### What you will do
Extract the text of each entry below exactly, leaving every image behind.

* start *

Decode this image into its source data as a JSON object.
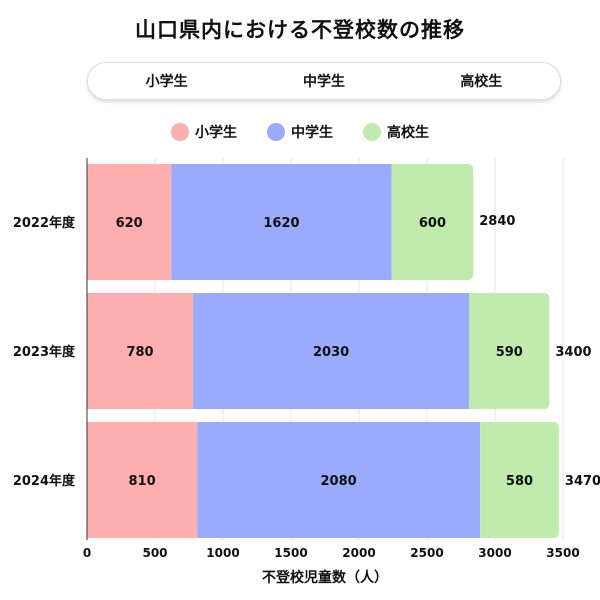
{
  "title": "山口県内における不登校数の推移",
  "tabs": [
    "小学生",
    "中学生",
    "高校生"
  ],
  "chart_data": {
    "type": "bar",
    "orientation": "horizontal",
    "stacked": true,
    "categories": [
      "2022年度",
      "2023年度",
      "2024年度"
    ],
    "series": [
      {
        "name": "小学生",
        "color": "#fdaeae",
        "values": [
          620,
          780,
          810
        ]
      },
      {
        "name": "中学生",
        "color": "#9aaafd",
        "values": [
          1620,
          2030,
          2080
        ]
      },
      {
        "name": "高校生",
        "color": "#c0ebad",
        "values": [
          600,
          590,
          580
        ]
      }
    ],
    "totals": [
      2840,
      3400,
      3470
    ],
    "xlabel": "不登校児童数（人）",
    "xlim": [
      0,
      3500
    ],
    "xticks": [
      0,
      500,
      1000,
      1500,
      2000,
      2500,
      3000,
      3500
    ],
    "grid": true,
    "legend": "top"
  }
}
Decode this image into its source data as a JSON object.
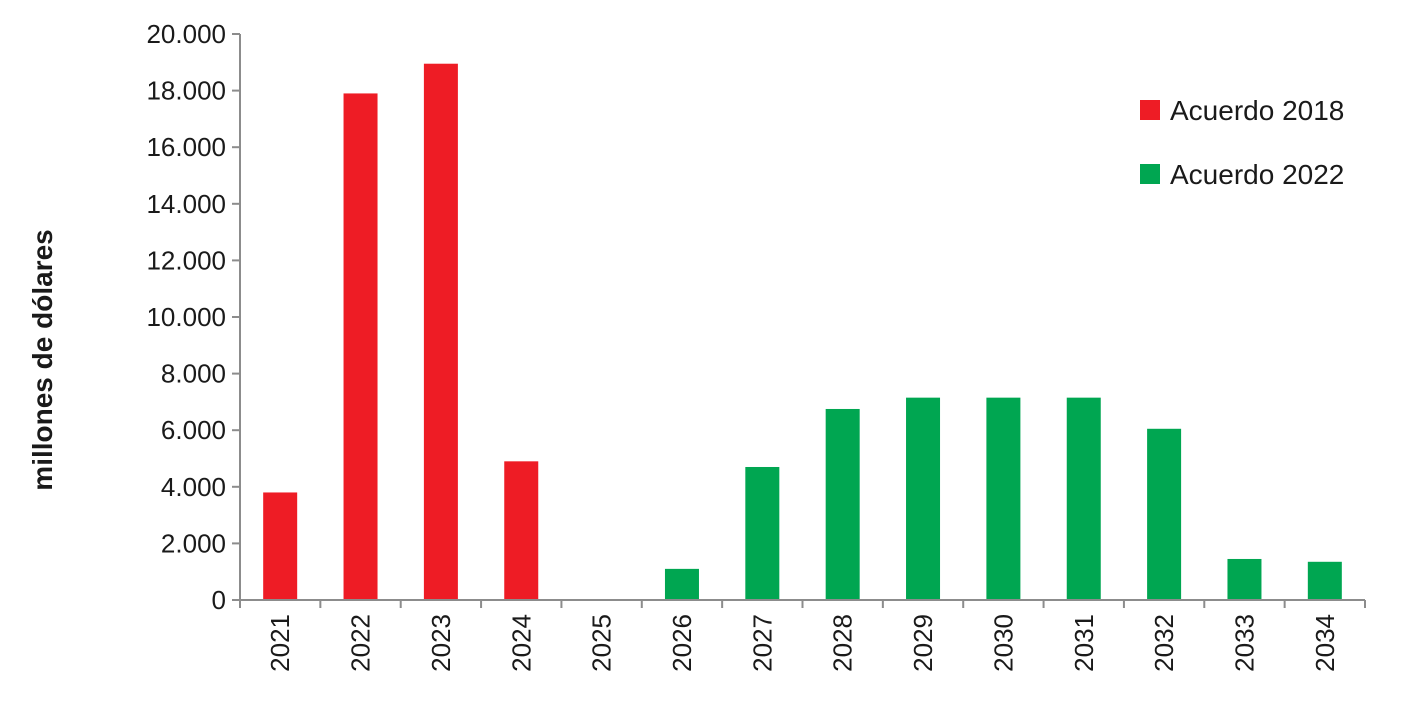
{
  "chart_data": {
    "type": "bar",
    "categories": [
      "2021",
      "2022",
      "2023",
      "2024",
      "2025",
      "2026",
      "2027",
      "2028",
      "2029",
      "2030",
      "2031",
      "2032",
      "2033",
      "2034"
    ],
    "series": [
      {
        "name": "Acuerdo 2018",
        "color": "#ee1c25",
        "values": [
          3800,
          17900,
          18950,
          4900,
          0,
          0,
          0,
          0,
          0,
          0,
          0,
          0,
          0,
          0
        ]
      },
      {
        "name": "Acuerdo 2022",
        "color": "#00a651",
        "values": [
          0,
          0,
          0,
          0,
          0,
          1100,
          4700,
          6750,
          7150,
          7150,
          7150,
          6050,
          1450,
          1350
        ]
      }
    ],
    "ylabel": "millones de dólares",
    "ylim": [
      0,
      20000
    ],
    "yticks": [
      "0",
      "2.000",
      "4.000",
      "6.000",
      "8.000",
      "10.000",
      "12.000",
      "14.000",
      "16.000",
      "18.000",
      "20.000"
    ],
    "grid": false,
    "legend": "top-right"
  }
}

* end *

### Task solution
Decode this image into its source data as a JSON object.
{
  "title": "山口県内における不登校数の推移",
  "tabs": [
    "小学生",
    "中学生",
    "高校生"
  ],
  "chart_data": {
    "type": "bar",
    "orientation": "horizontal",
    "stacked": true,
    "categories": [
      "2022年度",
      "2023年度",
      "2024年度"
    ],
    "series": [
      {
        "name": "小学生",
        "color": "#fdaeae",
        "values": [
          620,
          780,
          810
        ]
      },
      {
        "name": "中学生",
        "color": "#9aaafd",
        "values": [
          1620,
          2030,
          2080
        ]
      },
      {
        "name": "高校生",
        "color": "#c0ebad",
        "values": [
          600,
          590,
          580
        ]
      }
    ],
    "totals": [
      2840,
      3400,
      3470
    ],
    "xlabel": "不登校児童数（人）",
    "xlim": [
      0,
      3500
    ],
    "xticks": [
      0,
      500,
      1000,
      1500,
      2000,
      2500,
      3000,
      3500
    ],
    "grid": true,
    "legend": "top"
  }
}
Decode this image into its source data as a JSON object.
{
  "chart_data": {
    "type": "bar",
    "categories": [
      "2021",
      "2022",
      "2023",
      "2024",
      "2025",
      "2026",
      "2027",
      "2028",
      "2029",
      "2030",
      "2031",
      "2032",
      "2033",
      "2034"
    ],
    "series": [
      {
        "name": "Acuerdo 2018",
        "color": "#ee1c25",
        "values": [
          3800,
          17900,
          18950,
          4900,
          0,
          0,
          0,
          0,
          0,
          0,
          0,
          0,
          0,
          0
        ]
      },
      {
        "name": "Acuerdo 2022",
        "color": "#00a651",
        "values": [
          0,
          0,
          0,
          0,
          0,
          1100,
          4700,
          6750,
          7150,
          7150,
          7150,
          6050,
          1450,
          1350
        ]
      }
    ],
    "ylabel": "millones de dólares",
    "ylim": [
      0,
      20000
    ],
    "yticks": [
      "0",
      "2.000",
      "4.000",
      "6.000",
      "8.000",
      "10.000",
      "12.000",
      "14.000",
      "16.000",
      "18.000",
      "20.000"
    ],
    "grid": false,
    "legend": "top-right"
  }
}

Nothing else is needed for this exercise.